STATED EXERCISE:
Transcribe the material exactly. Images do not belong in the copy.

Saved data entries:
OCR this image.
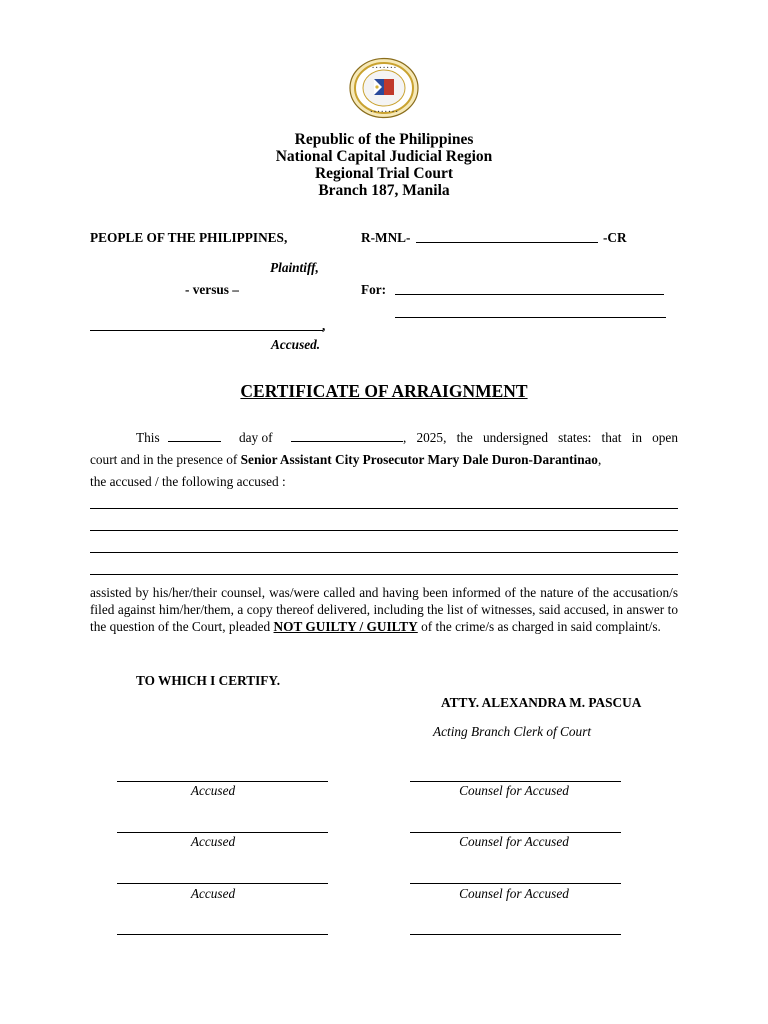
• • • • • • •
• • • • • • • •
Republic of the Philippines
National Capital Judicial Region
Regional Trial Court
Branch 187, Manila
PEOPLE OF THE PHILIPPINES,
Plaintiff,
- versus –
,
Accused.
R-MNL-	-CR
For:
CERTIFICATE OF ARRAIGNMENT
This	day of	, 2025, the undersigned states: that in open
court and in the presence of Senior Assistant City Prosecutor Mary Dale Duron-Darantinao,
the accused / the following accused :
assisted by his/her/their counsel, was/were called and having been informed of the nature of the accusation/s filed against him/her/them, a copy thereof delivered, including the list of witnesses, said accused, in answer to the question of the Court, pleaded NOT GUILTY / GUILTY of the crime/s as charged in said complaint/s.
TO WHICH I CERTIFY.
ATTY. ALEXANDRA M. PASCUA
Acting Branch Clerk of Court
Accused	Counsel for Accused
Accused	Counsel for Accused
Accused	Counsel for Accused
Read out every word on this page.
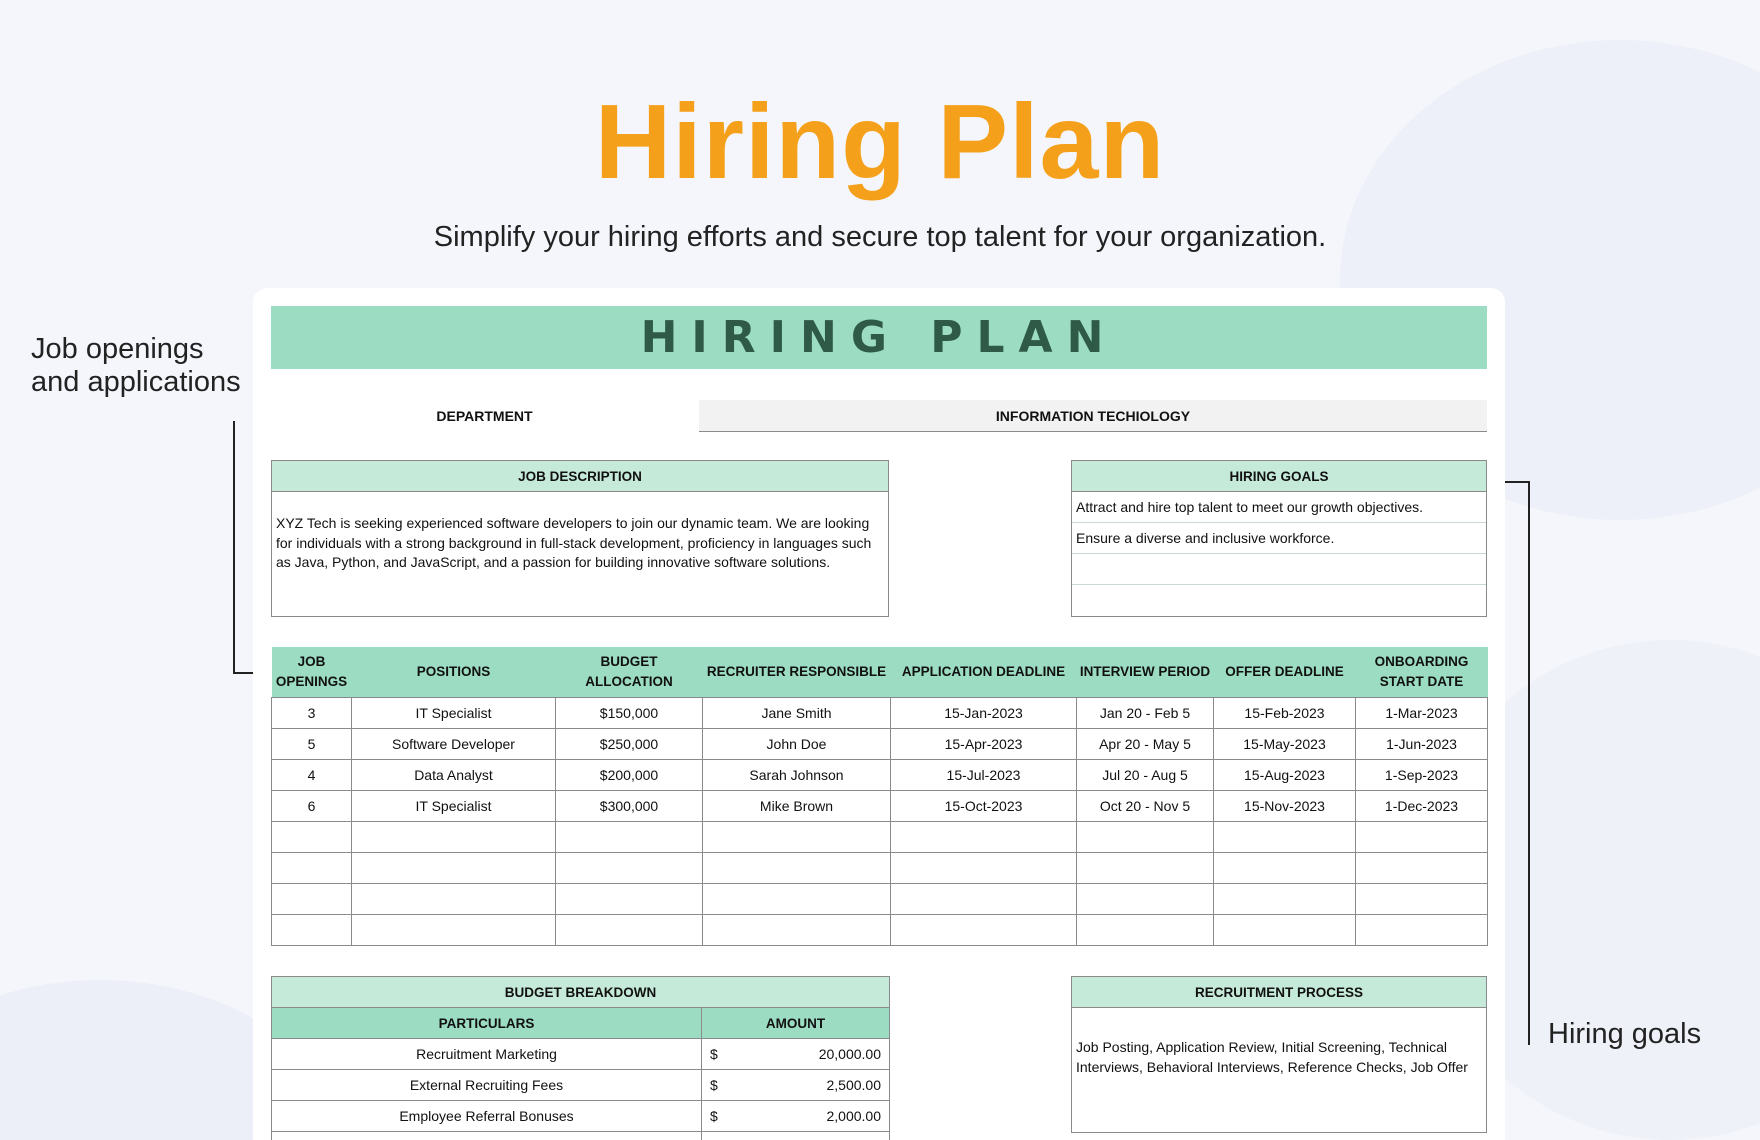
Hiring Plan
Simplify your hiring efforts and secure top talent for your organization.
Job openings
and applications
Hiring goals
HIRING PLAN
DEPARTMENT	INFORMATION TECHIOLOGY
JOB DESCRIPTION
XYZ Tech is seeking experienced software developers to join our dynamic team. We are looking for individuals with a strong background in full-stack development, proficiency in languages such as Java, Python, and JavaScript, and a passion for building innovative software solutions.
HIRING GOALS
Attract and hire top talent to meet our growth objectives.
Ensure a diverse and inclusive workforce.
JOB OPENINGS	POSITIONS	BUDGET ALLOCATION	RECRUITER RESPONSIBLE	APPLICATION DEADLINE	INTERVIEW PERIOD	OFFER DEADLINE	ONBOARDING START DATE
3	IT Specialist	$150,000	Jane Smith	15-Jan-2023	Jan 20 - Feb 5	15-Feb-2023	1-Mar-2023
5	Software Developer	$250,000	John Doe	15-Apr-2023	Apr 20 - May 5	15-May-2023	1-Jun-2023
4	Data Analyst	$200,000	Sarah Johnson	15-Jul-2023	Jul 20 - Aug 5	15-Aug-2023	1-Sep-2023
6	IT Specialist	$300,000	Mike Brown	15-Oct-2023	Oct 20 - Nov 5	15-Nov-2023	1-Dec-2023

BUDGET BREAKDOWN	
PARTICULARS	AMOUNT
Recruitment Marketing	$ 20,000.00

External Recruiting Fees	$ 2,500.00

Employee Referral Bonuses	$ 2,000.00

RECRUITMENT PROCESS
Job Posting, Application Review, Initial Screening, Technical Interviews, Behavioral Interviews, Reference Checks, Job Offer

REPLY TO THE TASK:
OCR this image.
• • • • • • •
• • • • • • • •
Republic of the Philippines
National Capital Judicial Region
Regional Trial Court
Branch 187, Manila
PEOPLE OF THE PHILIPPINES,
Plaintiff,
- versus –
,
Accused.
R-MNL-	-CR
For:
CERTIFICATE OF ARRAIGNMENT
This	day of	, 2025, the undersigned states: that in open
court and in the presence of Senior Assistant City Prosecutor Mary Dale Duron-Darantinao,
the accused / the following accused :
assisted by his/her/their counsel, was/were called and having been informed of the nature of the accusation/s filed against him/her/them, a copy thereof delivered, including the list of witnesses, said accused, in answer to the question of the Court, pleaded NOT GUILTY / GUILTY of the crime/s as charged in said complaint/s.
TO WHICH I CERTIFY.
ATTY. ALEXANDRA M. PASCUA
Acting Branch Clerk of Court
Accused	Counsel for Accused
Accused	Counsel for Accused
Accused	Counsel for Accused
Read out every word on this page.
Hiring Plan
Simplify your hiring efforts and secure top talent for your organization.
Job openings
and applications
Hiring goals
HIRING PLAN
DEPARTMENT	INFORMATION TECHIOLOGY
JOB DESCRIPTION
XYZ Tech is seeking experienced software developers to join our dynamic team. We are looking for individuals with a strong background in full-stack development, proficiency in languages such as Java, Python, and JavaScript, and a passion for building innovative software solutions.
HIRING GOALS
Attract and hire top talent to meet our growth objectives.
Ensure a diverse and inclusive workforce.
JOB OPENINGS	POSITIONS	BUDGET ALLOCATION	RECRUITER RESPONSIBLE	APPLICATION DEADLINE	INTERVIEW PERIOD	OFFER DEADLINE	ONBOARDING START DATE
3	IT Specialist	$150,000	Jane Smith	15-Jan-2023	Jan 20 - Feb 5	15-Feb-2023	1-Mar-2023
5	Software Developer	$250,000	John Doe	15-Apr-2023	Apr 20 - May 5	15-May-2023	1-Jun-2023
4	Data Analyst	$200,000	Sarah Johnson	15-Jul-2023	Jul 20 - Aug 5	15-Aug-2023	1-Sep-2023
6	IT Specialist	$300,000	Mike Brown	15-Oct-2023	Oct 20 - Nov 5	15-Nov-2023	1-Dec-2023

BUDGET BREAKDOWN	
PARTICULARS	AMOUNT
Recruitment Marketing	$ 20,000.00

External Recruiting Fees	$ 2,500.00

Employee Referral Bonuses	$ 2,000.00

RECRUITMENT PROCESS
Job Posting, Application Review, Initial Screening, Technical Interviews, Behavioral Interviews, Reference Checks, Job Offer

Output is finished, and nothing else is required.